## Stated problem
Extract each line where the string "text" shows up.

# Input material start

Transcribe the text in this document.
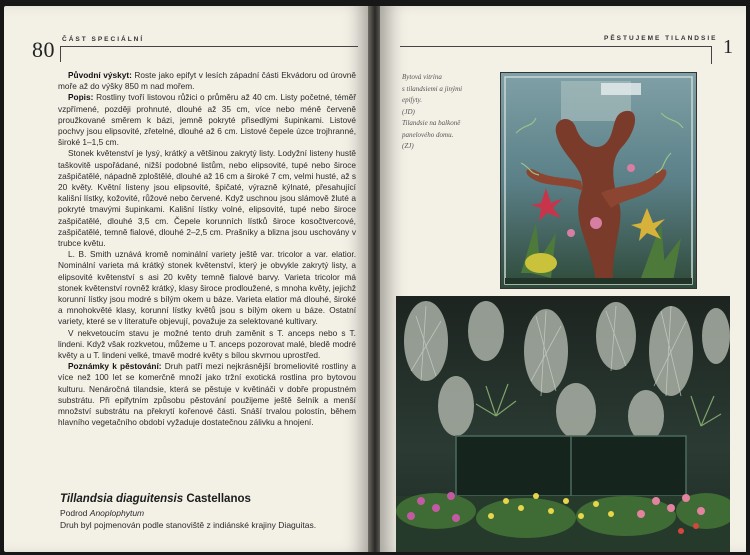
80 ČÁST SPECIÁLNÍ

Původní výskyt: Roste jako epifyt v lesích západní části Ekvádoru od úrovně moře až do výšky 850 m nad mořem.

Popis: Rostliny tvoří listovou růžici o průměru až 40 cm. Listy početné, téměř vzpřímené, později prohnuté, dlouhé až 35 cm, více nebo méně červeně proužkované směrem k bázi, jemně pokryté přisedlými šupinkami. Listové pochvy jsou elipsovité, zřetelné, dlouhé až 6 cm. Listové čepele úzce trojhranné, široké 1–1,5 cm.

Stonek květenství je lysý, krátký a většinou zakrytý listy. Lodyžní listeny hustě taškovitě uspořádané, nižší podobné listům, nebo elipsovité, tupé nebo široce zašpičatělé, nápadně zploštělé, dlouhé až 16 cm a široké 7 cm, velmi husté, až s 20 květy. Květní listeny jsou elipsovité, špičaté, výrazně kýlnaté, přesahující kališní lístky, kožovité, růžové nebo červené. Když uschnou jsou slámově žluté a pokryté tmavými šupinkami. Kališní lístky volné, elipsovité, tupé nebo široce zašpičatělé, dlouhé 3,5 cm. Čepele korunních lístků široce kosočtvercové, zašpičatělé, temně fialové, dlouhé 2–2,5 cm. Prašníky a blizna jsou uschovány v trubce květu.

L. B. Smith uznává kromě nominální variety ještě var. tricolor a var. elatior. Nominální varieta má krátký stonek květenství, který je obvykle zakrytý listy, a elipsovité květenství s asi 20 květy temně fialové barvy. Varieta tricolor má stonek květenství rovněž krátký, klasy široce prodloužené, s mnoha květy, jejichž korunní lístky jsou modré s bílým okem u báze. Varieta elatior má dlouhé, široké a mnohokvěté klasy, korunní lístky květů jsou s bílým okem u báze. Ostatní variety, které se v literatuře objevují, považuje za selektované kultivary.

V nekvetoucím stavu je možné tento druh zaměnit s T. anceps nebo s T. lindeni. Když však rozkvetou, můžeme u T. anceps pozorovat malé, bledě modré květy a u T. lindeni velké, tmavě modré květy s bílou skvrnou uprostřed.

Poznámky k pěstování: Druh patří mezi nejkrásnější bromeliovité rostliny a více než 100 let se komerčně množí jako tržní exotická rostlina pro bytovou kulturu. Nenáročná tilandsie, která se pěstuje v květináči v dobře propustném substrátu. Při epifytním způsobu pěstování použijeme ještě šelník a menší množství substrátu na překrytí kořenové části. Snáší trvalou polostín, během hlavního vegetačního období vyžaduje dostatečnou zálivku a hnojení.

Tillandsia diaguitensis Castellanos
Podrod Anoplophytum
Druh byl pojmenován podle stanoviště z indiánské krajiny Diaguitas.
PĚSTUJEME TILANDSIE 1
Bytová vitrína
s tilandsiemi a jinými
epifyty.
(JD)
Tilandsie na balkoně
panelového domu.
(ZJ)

# Input material end
# Input material start

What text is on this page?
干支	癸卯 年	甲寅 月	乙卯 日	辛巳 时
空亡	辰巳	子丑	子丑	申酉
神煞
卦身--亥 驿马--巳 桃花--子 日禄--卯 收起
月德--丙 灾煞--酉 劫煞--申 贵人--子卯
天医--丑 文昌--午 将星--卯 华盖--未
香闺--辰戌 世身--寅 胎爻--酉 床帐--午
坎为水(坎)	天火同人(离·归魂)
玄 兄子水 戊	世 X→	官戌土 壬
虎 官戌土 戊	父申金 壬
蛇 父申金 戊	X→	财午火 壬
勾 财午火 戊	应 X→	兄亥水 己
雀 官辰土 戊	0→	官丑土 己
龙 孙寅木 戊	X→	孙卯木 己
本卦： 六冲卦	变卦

# Input material end
# Input material start

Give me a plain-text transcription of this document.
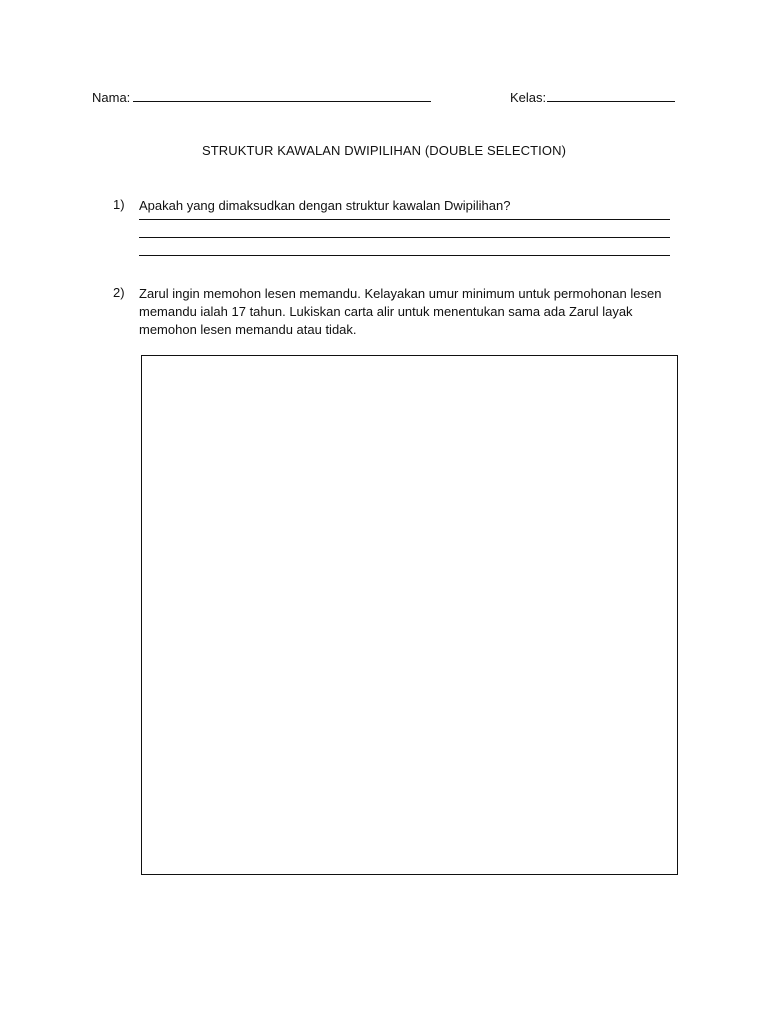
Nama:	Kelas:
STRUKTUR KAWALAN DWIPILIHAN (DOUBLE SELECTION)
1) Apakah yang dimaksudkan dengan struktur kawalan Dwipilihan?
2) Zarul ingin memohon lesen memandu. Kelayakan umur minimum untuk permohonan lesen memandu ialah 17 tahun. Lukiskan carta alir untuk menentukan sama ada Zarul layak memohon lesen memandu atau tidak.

# Input material end

## Answer to the problem
Transcribe the text in this document.
What text is on this page?
Give me a plain-text transcription of this document.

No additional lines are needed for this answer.